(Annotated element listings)
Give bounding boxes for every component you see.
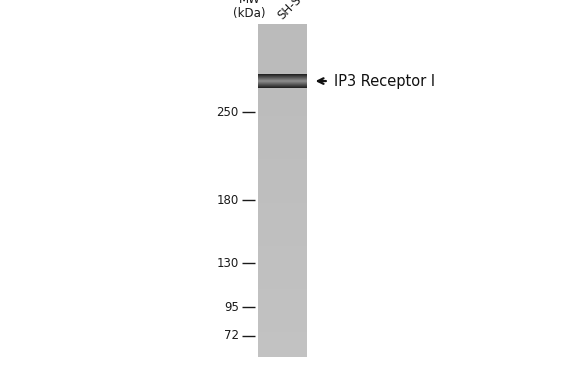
- Text: MW: MW: [239, 0, 261, 6]
- Text: 180: 180: [217, 194, 239, 207]
- Text: 130: 130: [217, 257, 239, 270]
- Text: (kDa): (kDa): [233, 6, 266, 20]
- Text: 72: 72: [224, 329, 239, 342]
- Text: SH-SY5Y: SH-SY5Y: [275, 0, 320, 23]
- Text: 95: 95: [224, 301, 239, 313]
- Text: IP3 Receptor I: IP3 Receptor I: [333, 74, 435, 88]
- Text: 250: 250: [217, 106, 239, 119]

WHAT TO DO: Could you duplicate the lines of the rows above, from the line with "- Text: MW: MW: [239, 0, 261, 6]" up to and including the line with "- Text: IP3", reproducing each one verbatim?

EXERCISE RESULT:
- Text: MW: MW: [239, 0, 261, 6]
- Text: 180: 180: [217, 194, 239, 207]
- Text: 130: 130: [217, 257, 239, 270]
- Text: (kDa): (kDa): [233, 6, 266, 20]
- Text: 72: 72: [224, 329, 239, 342]
- Text: SH-SY5Y: SH-SY5Y: [275, 0, 320, 23]
- Text: 95: 95: [224, 301, 239, 313]
- Text: IP3 Receptor I: IP3 Receptor I: [333, 74, 435, 88]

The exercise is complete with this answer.